Written exercise: Reproduce word for word the part of the passage on memristive devices starting at "Early memristive devices" and ending at "stimulation over time.".

Reading passage:
^^^^

Modern technologies like artificial intelligence and brain-inspired computing need hardware that can learn and adapt rather than just store data. Memristive devices—tiny components whose electrical resistance remembers past signals—have emerged as promising candidates. This paper explores how collections of many such devices, wired together and accessed through multiple electrical terminals, can be described and controlled using a unified framework. That framework not only helps engineers design new kinds of computing hardware, but also offers tools to probe how information flows through complex, self-organizing networks of nanoscale wires.

Figure 1
Figure 1.

From simple memories to complex networks

Early memristive devices had just two terminals, like a standard resistor that can change its resistance depending on the electrical signals it has experienced. These basic elements are already being used to build fast, low-power memories and to accelerate machine-learning algorithms. Typically, they are arranged in neat crossbar grids—regular, ordered arrays where each crossing point stores a number as a particular resistance. However, researchers have also begun to explore far more irregular systems made of many interacting memristive elements, such as tangled networks of nanowires or nanoparticles. In these systems, the overall behaviour depends less on individual devices and more on how the entire network responds collectively to patterns of stimulation over time.

^^^^

Recorded information:

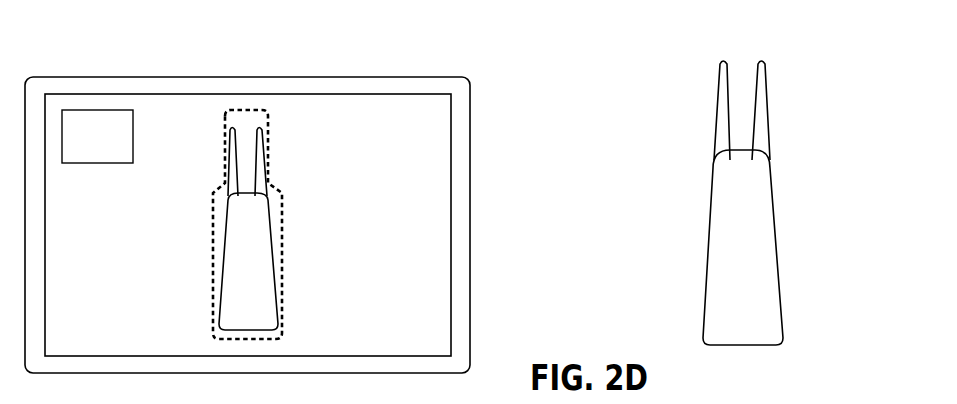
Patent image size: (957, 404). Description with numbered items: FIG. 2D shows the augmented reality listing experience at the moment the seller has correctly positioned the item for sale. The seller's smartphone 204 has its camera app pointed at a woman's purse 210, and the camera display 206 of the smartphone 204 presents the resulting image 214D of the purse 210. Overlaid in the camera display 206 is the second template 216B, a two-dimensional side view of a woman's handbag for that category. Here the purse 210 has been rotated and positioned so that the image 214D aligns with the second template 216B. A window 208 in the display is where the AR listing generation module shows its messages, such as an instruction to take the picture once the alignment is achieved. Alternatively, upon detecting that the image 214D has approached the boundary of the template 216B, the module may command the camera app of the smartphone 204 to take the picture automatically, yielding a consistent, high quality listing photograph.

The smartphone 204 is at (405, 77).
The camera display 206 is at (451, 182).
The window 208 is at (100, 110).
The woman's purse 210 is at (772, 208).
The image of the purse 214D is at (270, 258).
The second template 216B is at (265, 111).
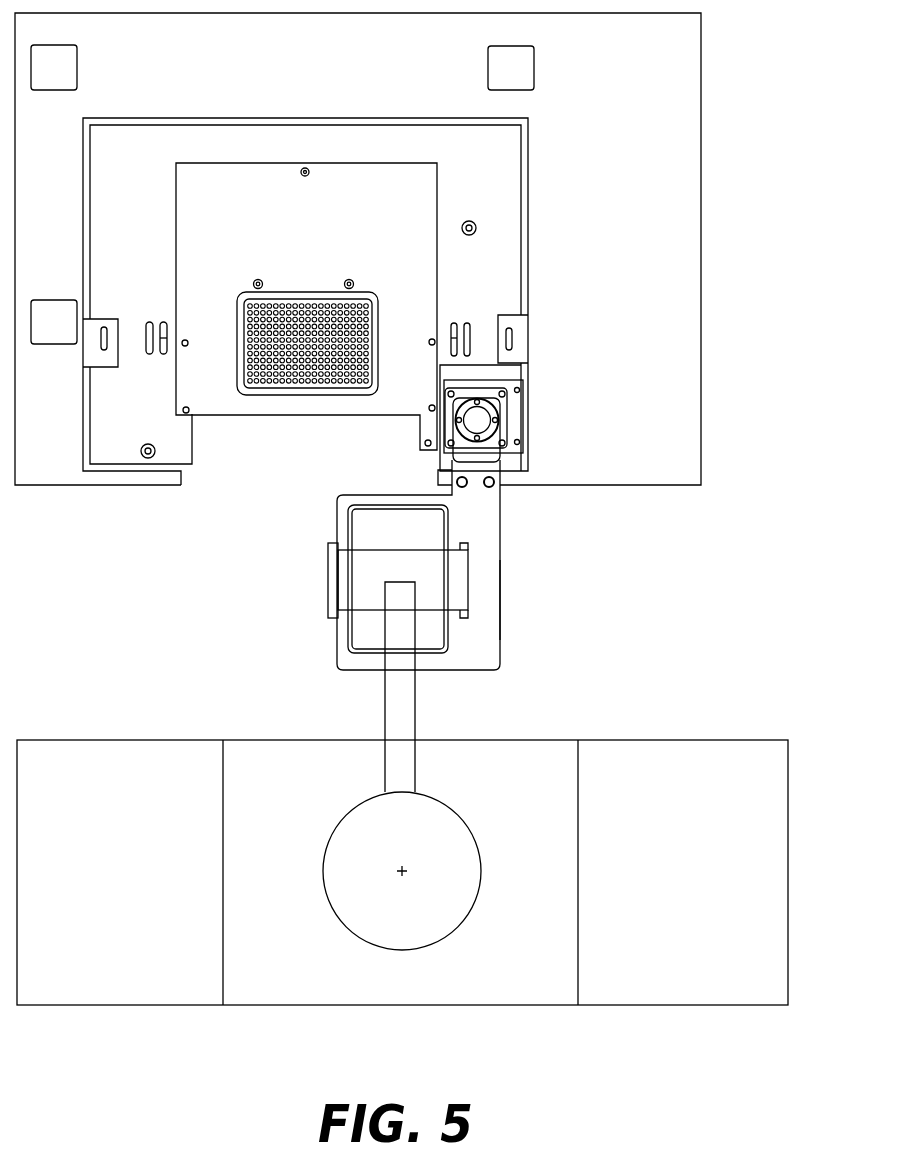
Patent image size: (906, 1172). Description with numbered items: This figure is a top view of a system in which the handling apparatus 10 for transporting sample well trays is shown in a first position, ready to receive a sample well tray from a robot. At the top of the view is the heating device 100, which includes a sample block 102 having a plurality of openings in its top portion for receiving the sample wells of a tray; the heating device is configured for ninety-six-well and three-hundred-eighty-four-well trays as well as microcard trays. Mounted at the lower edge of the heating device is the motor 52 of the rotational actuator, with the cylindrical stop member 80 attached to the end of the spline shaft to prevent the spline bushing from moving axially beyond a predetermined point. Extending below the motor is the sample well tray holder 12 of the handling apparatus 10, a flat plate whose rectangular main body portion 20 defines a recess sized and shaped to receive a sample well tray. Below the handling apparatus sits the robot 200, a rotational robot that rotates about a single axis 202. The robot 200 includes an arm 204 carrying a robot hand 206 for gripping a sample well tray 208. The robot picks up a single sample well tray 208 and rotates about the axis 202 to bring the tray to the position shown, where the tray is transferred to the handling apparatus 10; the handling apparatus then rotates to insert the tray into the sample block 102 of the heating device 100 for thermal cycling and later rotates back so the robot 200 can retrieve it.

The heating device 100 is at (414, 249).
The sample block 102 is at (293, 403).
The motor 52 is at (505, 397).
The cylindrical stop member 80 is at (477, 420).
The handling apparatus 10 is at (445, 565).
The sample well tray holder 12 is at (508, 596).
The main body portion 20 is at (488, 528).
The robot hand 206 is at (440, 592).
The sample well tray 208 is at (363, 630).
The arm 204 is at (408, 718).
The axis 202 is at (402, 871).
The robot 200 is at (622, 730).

^^^^

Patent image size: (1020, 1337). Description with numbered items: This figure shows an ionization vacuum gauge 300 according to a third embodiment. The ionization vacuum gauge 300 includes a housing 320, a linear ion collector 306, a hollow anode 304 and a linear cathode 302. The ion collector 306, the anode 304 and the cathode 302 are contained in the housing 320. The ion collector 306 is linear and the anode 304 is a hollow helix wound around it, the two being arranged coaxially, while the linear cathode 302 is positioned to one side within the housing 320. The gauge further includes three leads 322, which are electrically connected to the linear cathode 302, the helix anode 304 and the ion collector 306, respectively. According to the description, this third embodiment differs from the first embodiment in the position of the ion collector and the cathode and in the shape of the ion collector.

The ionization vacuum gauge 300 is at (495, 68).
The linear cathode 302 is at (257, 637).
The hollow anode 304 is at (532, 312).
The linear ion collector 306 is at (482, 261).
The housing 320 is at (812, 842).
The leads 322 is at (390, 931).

^^^^

Task answer:
Early memristive devices had just two terminals, like a standard resistor that can change its resistance depending on the electrical signals it has experienced. These basic elements are already being used to build fast, low-power memories and to accelerate machine-learning algorithms. Typically, they are arranged in neat crossbar grids—regular, ordered arrays where each crossing point stores a number as a particular resistance. However, researchers have also begun to explore far more irregular systems made of many interacting memristive elements, such as tangled networks of nanowires or nanoparticles. In these systems, the overall behaviour depends less on individual devices and more on how the entire network responds collectively to patterns of stimulation over time.